> **EXERCISE BRIEF**: Output the records exactly as they appear, with no pictures included.

> **SUPPLIED RECORDS**:
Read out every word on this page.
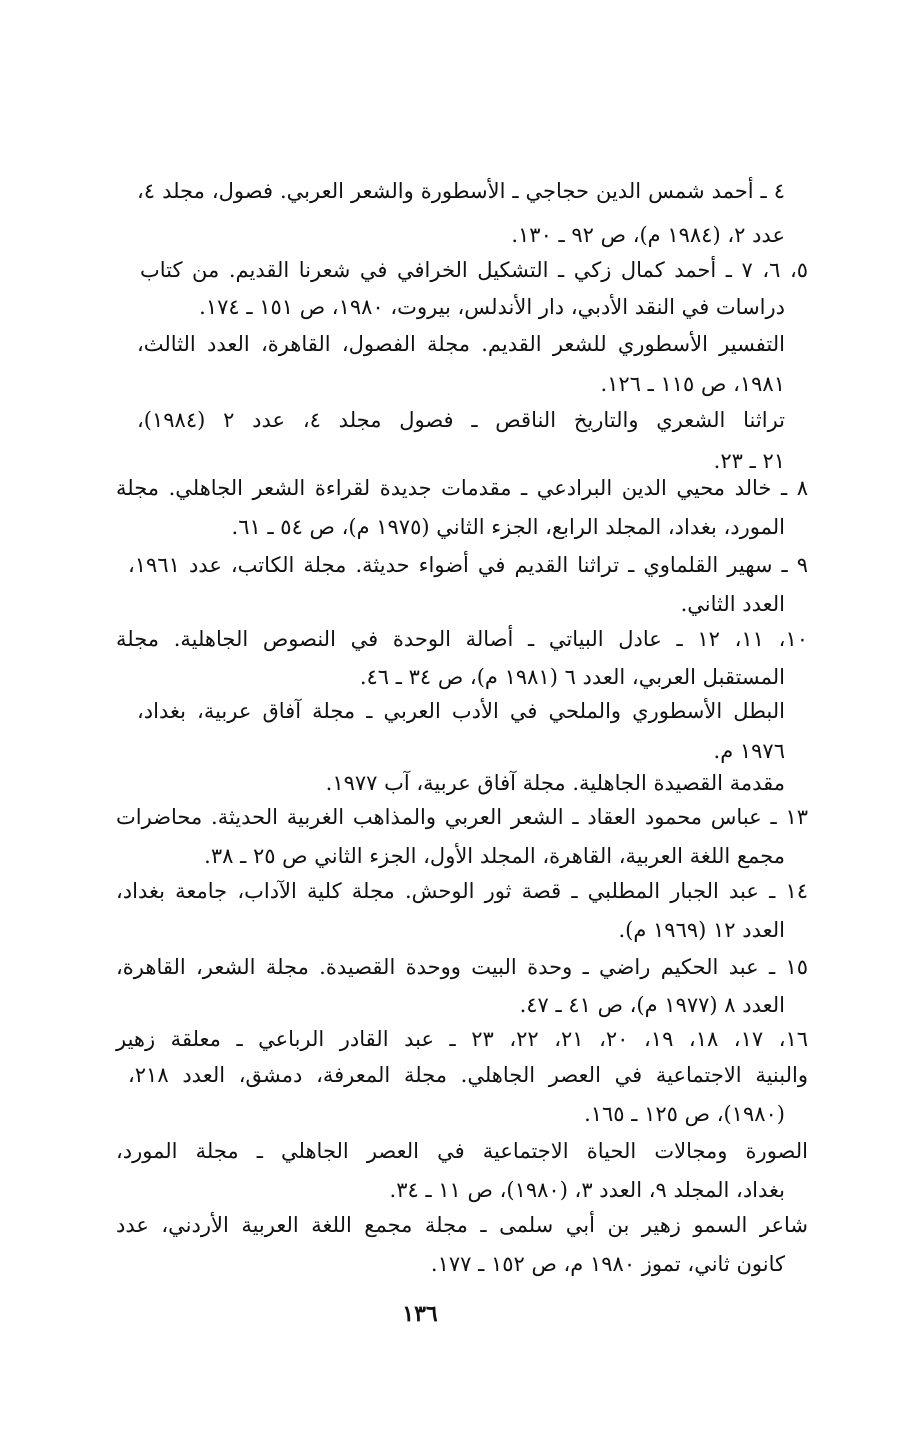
٤ ـ أحمد شمس الدين حجاجي ـ الأسطورة والشعر العربي. فصول، مجلد ٤،
عدد ٢، (١٩٨٤ م)، ص ٩٢ ـ ١٣٠.
٥، ٦، ٧ ـ أحمد كمال زكي ـ التشكيل الخرافي في شعرنا القديم. من كتاب
دراسات في النقد الأدبي، دار الأندلس، بيروت، ١٩٨٠، ص ١٥١ ـ ١٧٤.
التفسير الأسطوري للشعر القديم. مجلة الفصول، القاهرة، العدد الثالث،
١٩٨١، ص ١١٥ ـ ١٢٦.
تراثنا الشعري والتاريخ الناقص ـ فصول مجلد ٤، عدد ٢ (١٩٨٤)،
٢١ ـ ٢٣.
٨ ـ خالد محيي الدين البرادعي ـ مقدمات جديدة لقراءة الشعر الجاهلي. مجلة
المورد، بغداد، المجلد الرابع، الجزء الثاني (١٩٧٥ م)، ص ٥٤ ـ ٦١.
٩ ـ سهير القلماوي ـ تراثنا القديم في أضواء حديثة. مجلة الكاتب، عدد ١٩٦١،
العدد الثاني.
١٠، ١١، ١٢ ـ عادل البياتي ـ أصالة الوحدة في النصوص الجاهلية. مجلة
المستقبل العربي، العدد ٦ (١٩٨١ م)، ص ٣٤ ـ ٤٦.
البطل الأسطوري والملحي في الأدب العربي ـ مجلة آفاق عربية، بغداد،
١٩٧٦ م.
مقدمة القصيدة الجاهلية. مجلة آفاق عربية، آب ١٩٧٧.
١٣ ـ عباس محمود العقاد ـ الشعر العربي والمذاهب الغربية الحديثة. محاضرات
مجمع اللغة العربية، القاهرة، المجلد الأول، الجزء الثاني ص ٢٥ ـ ٣٨.
١٤ ـ عبد الجبار المطلبي ـ قصة ثور الوحش. مجلة كلية الآداب، جامعة بغداد،
العدد ١٢ (١٩٦٩ م).
١٥ ـ عبد الحكيم راضي ـ وحدة البيت ووحدة القصيدة. مجلة الشعر، القاهرة،
العدد ٨ (١٩٧٧ م)، ص ٤١ ـ ٤٧.
١٦، ١٧، ١٨، ١٩، ٢٠، ٢١، ٢٢، ٢٣ ـ عبد القادر الرباعي ـ معلقة زهير
والبنية الاجتماعية في العصر الجاهلي. مجلة المعرفة، دمشق، العدد ٢١٨،
(١٩٨٠)، ص ١٢٥ ـ ١٦٥.
الصورة ومجالات الحياة الاجتماعية في العصر الجاهلي ـ مجلة المورد،
بغداد، المجلد ٩، العدد ٣، (١٩٨٠)، ص ١١ ـ ٣٤.
شاعر السمو زهير بن أبي سلمى ـ مجلة مجمع اللغة العربية الأردني، عدد
كانون ثاني، تموز ١٩٨٠ م، ص ١٥٢ ـ ١٧٧.
١٣٦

> **ANSWER BELOW**:
Read out every word on this page.
٤ ـ أحمد شمس الدين حجاجي ـ الأسطورة والشعر العربي. فصول، مجلد ٤،
عدد ٢، (١٩٨٤ م)، ص ٩٢ ـ ١٣٠.
٥، ٦، ٧ ـ أحمد كمال زكي ـ التشكيل الخرافي في شعرنا القديم. من كتاب
دراسات في النقد الأدبي، دار الأندلس، بيروت، ١٩٨٠، ص ١٥١ ـ ١٧٤.
التفسير الأسطوري للشعر القديم. مجلة الفصول، القاهرة، العدد الثالث،
١٩٨١، ص ١١٥ ـ ١٢٦.
تراثنا الشعري والتاريخ الناقص ـ فصول مجلد ٤، عدد ٢ (١٩٨٤)،
٢١ ـ ٢٣.
٨ ـ خالد محيي الدين البرادعي ـ مقدمات جديدة لقراءة الشعر الجاهلي. مجلة
المورد، بغداد، المجلد الرابع، الجزء الثاني (١٩٧٥ م)، ص ٥٤ ـ ٦١.
٩ ـ سهير القلماوي ـ تراثنا القديم في أضواء حديثة. مجلة الكاتب، عدد ١٩٦١،
العدد الثاني.
١٠، ١١، ١٢ ـ عادل البياتي ـ أصالة الوحدة في النصوص الجاهلية. مجلة
المستقبل العربي، العدد ٦ (١٩٨١ م)، ص ٣٤ ـ ٤٦.
البطل الأسطوري والملحي في الأدب العربي ـ مجلة آفاق عربية، بغداد،
١٩٧٦ م.
مقدمة القصيدة الجاهلية. مجلة آفاق عربية، آب ١٩٧٧.
١٣ ـ عباس محمود العقاد ـ الشعر العربي والمذاهب الغربية الحديثة. محاضرات
مجمع اللغة العربية، القاهرة، المجلد الأول، الجزء الثاني ص ٢٥ ـ ٣٨.
١٤ ـ عبد الجبار المطلبي ـ قصة ثور الوحش. مجلة كلية الآداب، جامعة بغداد،
العدد ١٢ (١٩٦٩ م).
١٥ ـ عبد الحكيم راضي ـ وحدة البيت ووحدة القصيدة. مجلة الشعر، القاهرة،
العدد ٨ (١٩٧٧ م)، ص ٤١ ـ ٤٧.
١٦، ١٧، ١٨، ١٩، ٢٠، ٢١، ٢٢، ٢٣ ـ عبد القادر الرباعي ـ معلقة زهير
والبنية الاجتماعية في العصر الجاهلي. مجلة المعرفة، دمشق، العدد ٢١٨،
(١٩٨٠)، ص ١٢٥ ـ ١٦٥.
الصورة ومجالات الحياة الاجتماعية في العصر الجاهلي ـ مجلة المورد،
بغداد، المجلد ٩، العدد ٣، (١٩٨٠)، ص ١١ ـ ٣٤.
شاعر السمو زهير بن أبي سلمى ـ مجلة مجمع اللغة العربية الأردني، عدد
كانون ثاني، تموز ١٩٨٠ م، ص ١٥٢ ـ ١٧٧.
١٣٦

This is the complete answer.